From the entries below, copy every line holding the word "drop".
--- begin Records for this task ---
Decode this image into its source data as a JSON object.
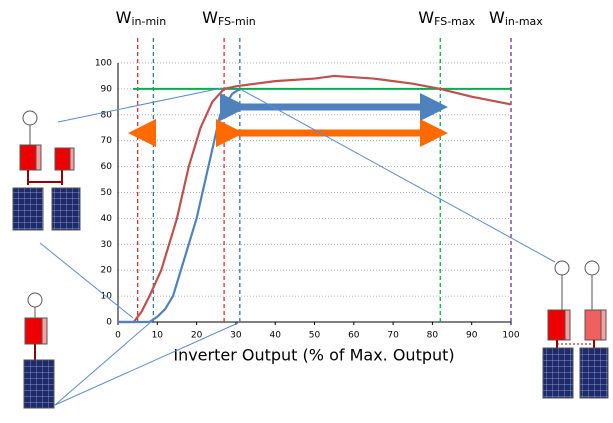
{
  "chart_data": {
    "type": "line",
    "xlabel": "Inverter Output (% of Max. Output)",
    "xlim": [
      0,
      100
    ],
    "xticks": [
      0,
      10,
      20,
      30,
      40,
      50,
      60,
      70,
      80,
      90,
      100
    ],
    "ylim": [
      0,
      100
    ],
    "yticks": [
      0,
      10,
      20,
      30,
      40,
      50,
      60,
      70,
      80,
      90,
      100
    ],
    "grid": true,
    "series": [
      {
        "color": "#c0504d",
        "x": [
          0,
          4,
          6,
          8,
          11,
          13,
          15,
          18,
          21,
          24,
          27,
          30,
          35,
          40,
          50,
          55,
          65,
          75,
          82,
          90,
          100
        ],
        "values": [
          0,
          0,
          4,
          10,
          20,
          30,
          40,
          60,
          75,
          85,
          90,
          91,
          92,
          93,
          94,
          95,
          94,
          92,
          90,
          87,
          84
        ]
      },
      {
        "color": "#4f81bd",
        "x": [
          0,
          8,
          10,
          12,
          14,
          16,
          18,
          20,
          23,
          26,
          29,
          31
        ],
        "values": [
          0,
          0,
          2,
          5,
          10,
          20,
          30,
          40,
          60,
          80,
          88,
          90
        ]
      }
    ],
    "reference_line": {
      "value": 90,
      "color": "#00b050"
    },
    "markers": [
      {
        "value": 5,
        "color": "#e03030",
        "label": "W",
        "sub": "in-min"
      },
      {
        "value": 9,
        "color": "#2e75b6"
      },
      {
        "value": 27,
        "color": "#e03030",
        "label": "W",
        "sub": "FS-min"
      },
      {
        "value": 31,
        "color": "#2e75b6"
      },
      {
        "value": 82,
        "color": "#00b050",
        "label": "W",
        "sub": "FS-max"
      },
      {
        "value": 100,
        "color": "#7030a0",
        "label": "W",
        "sub": "in-max"
      }
    ]
  }
}
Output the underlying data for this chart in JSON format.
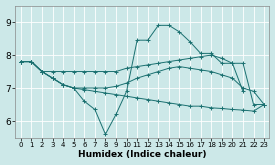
{
  "xlabel": "Humidex (Indice chaleur)",
  "bg_color": "#cce8e8",
  "line_color": "#1a7070",
  "grid_color": "#ffffff",
  "xlim": [
    -0.5,
    23.5
  ],
  "ylim": [
    5.5,
    9.5
  ],
  "xticks": [
    0,
    1,
    2,
    3,
    4,
    5,
    6,
    7,
    8,
    9,
    10,
    11,
    12,
    13,
    14,
    15,
    16,
    17,
    18,
    19,
    20,
    21,
    22,
    23
  ],
  "yticks": [
    6,
    7,
    8,
    9
  ],
  "curves": [
    {
      "x": [
        0,
        1,
        2,
        3,
        4,
        5,
        6,
        7,
        8,
        9,
        10,
        11,
        12,
        13,
        14,
        15,
        16,
        17,
        18,
        19,
        20,
        21
      ],
      "y": [
        7.8,
        7.8,
        7.5,
        7.3,
        7.1,
        7.0,
        6.6,
        6.35,
        5.6,
        6.2,
        6.9,
        8.45,
        8.45,
        8.9,
        8.9,
        8.7,
        8.4,
        8.05,
        8.05,
        7.75,
        7.75,
        6.9
      ]
    },
    {
      "x": [
        0,
        1,
        2,
        3,
        4,
        5,
        6,
        7,
        8,
        9,
        10,
        11,
        12,
        13,
        14,
        15,
        16,
        17,
        18,
        19,
        20,
        21,
        22,
        23
      ],
      "y": [
        7.8,
        7.8,
        7.5,
        7.5,
        7.5,
        7.5,
        7.5,
        7.5,
        7.5,
        7.5,
        7.6,
        7.65,
        7.7,
        7.75,
        7.8,
        7.85,
        7.9,
        7.95,
        8.0,
        7.9,
        7.75,
        7.75,
        6.5,
        6.5
      ]
    },
    {
      "x": [
        0,
        1,
        2,
        3,
        4,
        5,
        6,
        7,
        8,
        9,
        10,
        11,
        12,
        13,
        14,
        15,
        16,
        17,
        18,
        19,
        20,
        21,
        22,
        23
      ],
      "y": [
        7.8,
        7.8,
        7.5,
        7.3,
        7.1,
        7.0,
        6.95,
        6.9,
        6.85,
        6.8,
        6.75,
        6.7,
        6.65,
        6.6,
        6.55,
        6.5,
        6.45,
        6.45,
        6.4,
        6.38,
        6.35,
        6.33,
        6.3,
        6.5
      ]
    },
    {
      "x": [
        0,
        1,
        2,
        3,
        4,
        5,
        6,
        7,
        8,
        9,
        10,
        11,
        12,
        13,
        14,
        15,
        16,
        17,
        18,
        19,
        20,
        21,
        22,
        23
      ],
      "y": [
        7.8,
        7.8,
        7.5,
        7.3,
        7.1,
        7.0,
        7.0,
        7.0,
        7.0,
        7.05,
        7.15,
        7.3,
        7.4,
        7.5,
        7.6,
        7.65,
        7.6,
        7.55,
        7.5,
        7.4,
        7.3,
        7.0,
        6.9,
        6.5
      ]
    }
  ]
}
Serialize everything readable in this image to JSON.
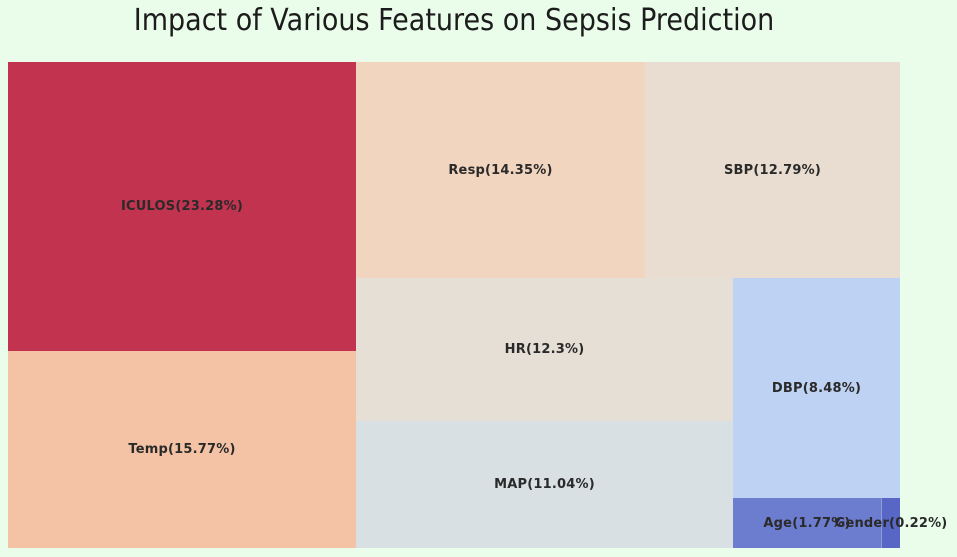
{
  "chart_data": {
    "type": "treemap",
    "title": "Impact of Various Features on Sepsis Prediction",
    "unit": "%",
    "items": [
      {
        "name": "ICULOS",
        "value": 23.28,
        "label": "ICULOS(23.28%)",
        "color": "#c23350"
      },
      {
        "name": "Temp",
        "value": 15.77,
        "label": "Temp(15.77%)",
        "color": "#f4c3a5"
      },
      {
        "name": "Resp",
        "value": 14.35,
        "label": "Resp(14.35%)",
        "color": "#f2d5bf"
      },
      {
        "name": "SBP",
        "value": 12.79,
        "label": "SBP(12.79%)",
        "color": "#e8ddd0"
      },
      {
        "name": "HR",
        "value": 12.3,
        "label": "HR(12.3%)",
        "color": "#e5dfd5"
      },
      {
        "name": "MAP",
        "value": 11.04,
        "label": "MAP(11.04%)",
        "color": "#d9e0e4"
      },
      {
        "name": "DBP",
        "value": 8.48,
        "label": "DBP(8.48%)",
        "color": "#bed3f3"
      },
      {
        "name": "Age",
        "value": 1.77,
        "label": "Age(1.77%)",
        "color": "#6c7ccf"
      },
      {
        "name": "Gender",
        "value": 0.22,
        "label": "Gender(0.22%)",
        "color": "#5866c5"
      }
    ],
    "colors": {
      "background": "#eafdeb",
      "title_text": "#1c1c1c",
      "label_text": "#2a2a2a"
    },
    "legend": "none",
    "axes": "off"
  }
}
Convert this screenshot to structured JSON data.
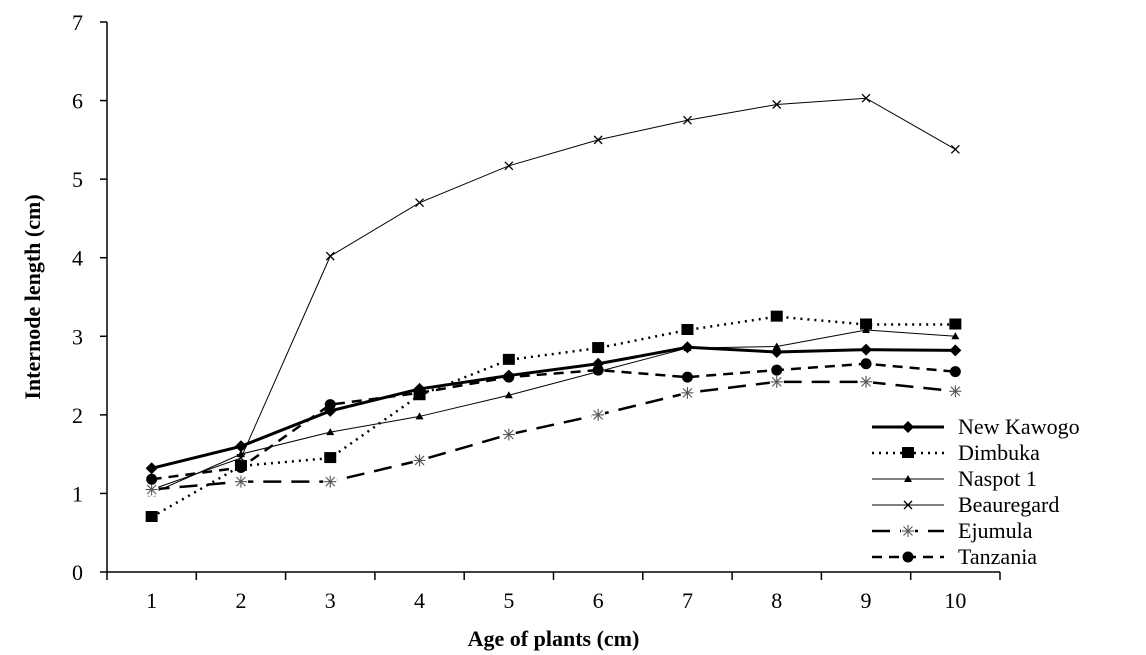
{
  "chart_data": {
    "type": "line",
    "title": "",
    "xlabel": "Age of  plants (cm)",
    "ylabel": "Internode length (cm)",
    "x": [
      1,
      2,
      3,
      4,
      5,
      6,
      7,
      8,
      9,
      10
    ],
    "xlim": [
      0.5,
      10.5
    ],
    "ylim": [
      0,
      7
    ],
    "y_ticks": [
      0,
      1,
      2,
      3,
      4,
      5,
      6,
      7
    ],
    "grid": false,
    "legend_position": "bottom-right",
    "series": [
      {
        "name": "New Kawogo",
        "marker": "diamond",
        "line": "solid-thick",
        "values": [
          1.32,
          1.6,
          2.05,
          2.33,
          2.5,
          2.65,
          2.86,
          2.8,
          2.83,
          2.82
        ]
      },
      {
        "name": "Dimbuka",
        "marker": "square",
        "line": "dotted",
        "values": [
          0.7,
          1.35,
          1.45,
          2.25,
          2.7,
          2.85,
          3.08,
          3.25,
          3.15,
          3.15
        ]
      },
      {
        "name": "Naspot 1",
        "marker": "triangle",
        "line": "solid-thin",
        "values": [
          1.0,
          1.5,
          1.78,
          1.98,
          2.25,
          2.55,
          2.85,
          2.87,
          3.08,
          3.0
        ]
      },
      {
        "name": "Beauregard",
        "marker": "x",
        "line": "solid-thin",
        "values": [
          1.05,
          1.45,
          4.02,
          4.7,
          5.17,
          5.5,
          5.75,
          5.95,
          6.03,
          5.38
        ]
      },
      {
        "name": "Ejumula",
        "marker": "asterisk",
        "line": "long-dash",
        "values": [
          1.05,
          1.15,
          1.15,
          1.42,
          1.75,
          2.0,
          2.28,
          2.42,
          2.42,
          2.3
        ]
      },
      {
        "name": "Tanzania",
        "marker": "circle",
        "line": "dashed",
        "values": [
          1.18,
          1.33,
          2.13,
          2.28,
          2.48,
          2.57,
          2.48,
          2.57,
          2.65,
          2.55
        ]
      }
    ]
  }
}
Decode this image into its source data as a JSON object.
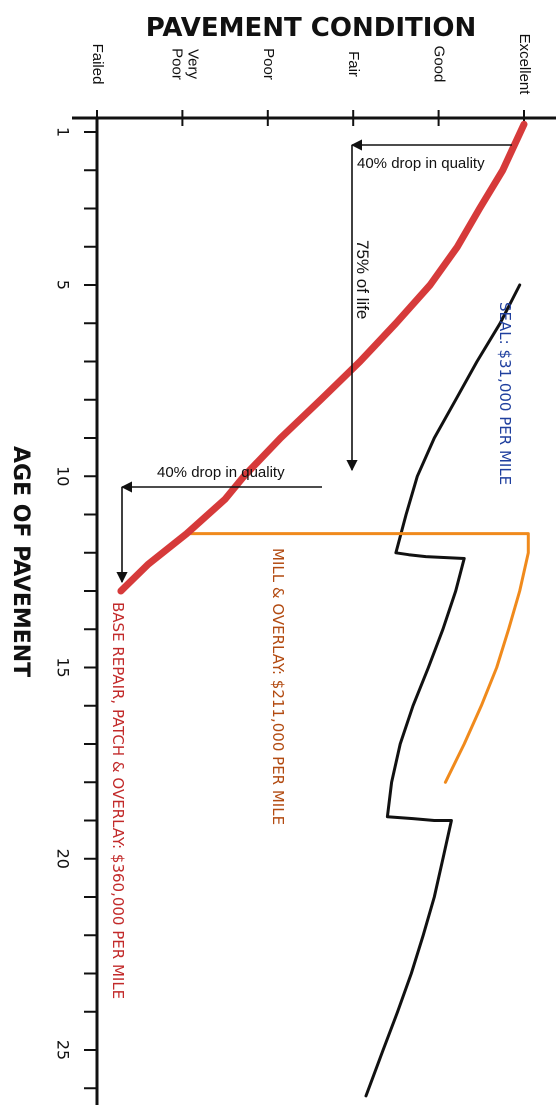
{
  "chart_data": {
    "type": "line",
    "title": "PAVEMENT CONDITION",
    "xlabel": "AGE OF PAVEMENT",
    "ylabel": "PAVEMENT CONDITION",
    "x_ticks": [
      1,
      5,
      10,
      15,
      20,
      25
    ],
    "xlim": [
      0,
      26
    ],
    "condition_scale": [
      "Failed",
      "Very Poor",
      "Poor",
      "Fair",
      "Good",
      "Excellent"
    ],
    "ylim": [
      0,
      5
    ],
    "colors": {
      "deterioration": "#d63a3a",
      "seal": "#111111",
      "mill_overlay": "#f08a1c",
      "seal_label": "#1f3f9e",
      "mill_label": "#b24a10",
      "base_label": "#c22a2a",
      "annotation": "#111111"
    },
    "series": [
      {
        "key": "deterioration",
        "points": [
          [
            0.8,
            5.0
          ],
          [
            2,
            4.75
          ],
          [
            3,
            4.48
          ],
          [
            4,
            4.22
          ],
          [
            5,
            3.9
          ],
          [
            6,
            3.5
          ],
          [
            7,
            3.08
          ],
          [
            8,
            2.62
          ],
          [
            9,
            2.15
          ],
          [
            10,
            1.72
          ],
          [
            10.6,
            1.5
          ],
          [
            11.5,
            1.05
          ],
          [
            12.3,
            0.6
          ],
          [
            13,
            0.28
          ]
        ]
      },
      {
        "key": "seal",
        "points": [
          [
            5,
            4.95
          ],
          [
            6,
            4.72
          ],
          [
            7,
            4.45
          ],
          [
            8,
            4.2
          ],
          [
            9,
            3.95
          ],
          [
            10,
            3.75
          ],
          [
            11,
            3.62
          ],
          [
            12,
            3.5
          ],
          [
            12.05,
            3.65
          ],
          [
            12.1,
            3.85
          ],
          [
            12.15,
            4.3
          ],
          [
            13,
            4.2
          ],
          [
            14,
            4.05
          ],
          [
            15,
            3.88
          ],
          [
            16,
            3.7
          ],
          [
            17,
            3.55
          ],
          [
            18,
            3.45
          ],
          [
            18.9,
            3.4
          ],
          [
            18.95,
            3.7
          ],
          [
            19,
            3.95
          ],
          [
            19,
            4.15
          ],
          [
            20,
            4.05
          ],
          [
            21,
            3.95
          ],
          [
            22,
            3.82
          ],
          [
            23,
            3.68
          ],
          [
            24,
            3.52
          ],
          [
            25,
            3.35
          ],
          [
            26.2,
            3.15
          ]
        ]
      },
      {
        "key": "mill_overlay",
        "points": [
          [
            11.5,
            1.08
          ],
          [
            11.5,
            5.05
          ],
          [
            12,
            5.05
          ],
          [
            13,
            4.95
          ],
          [
            14,
            4.82
          ],
          [
            15,
            4.68
          ],
          [
            16,
            4.5
          ],
          [
            17,
            4.3
          ],
          [
            18,
            4.08
          ]
        ]
      }
    ],
    "annotations": {
      "drop_top": "40% drop in quality",
      "life": "75% of life",
      "drop_bottom": "40% drop in quality",
      "seal": "SEAL:  $31,000 PER MILE",
      "mill_overlay": "MILL & OVERLAY: $211,000 PER MILE",
      "base_repair": "BASE REPAIR, PATCH & OVERLAY: $360,000 PER MILE"
    }
  }
}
--- end Records for this task ---
[Answer to this task]
      "drop_top": "40% drop in quality",
      "drop_bottom": "40% drop in quality",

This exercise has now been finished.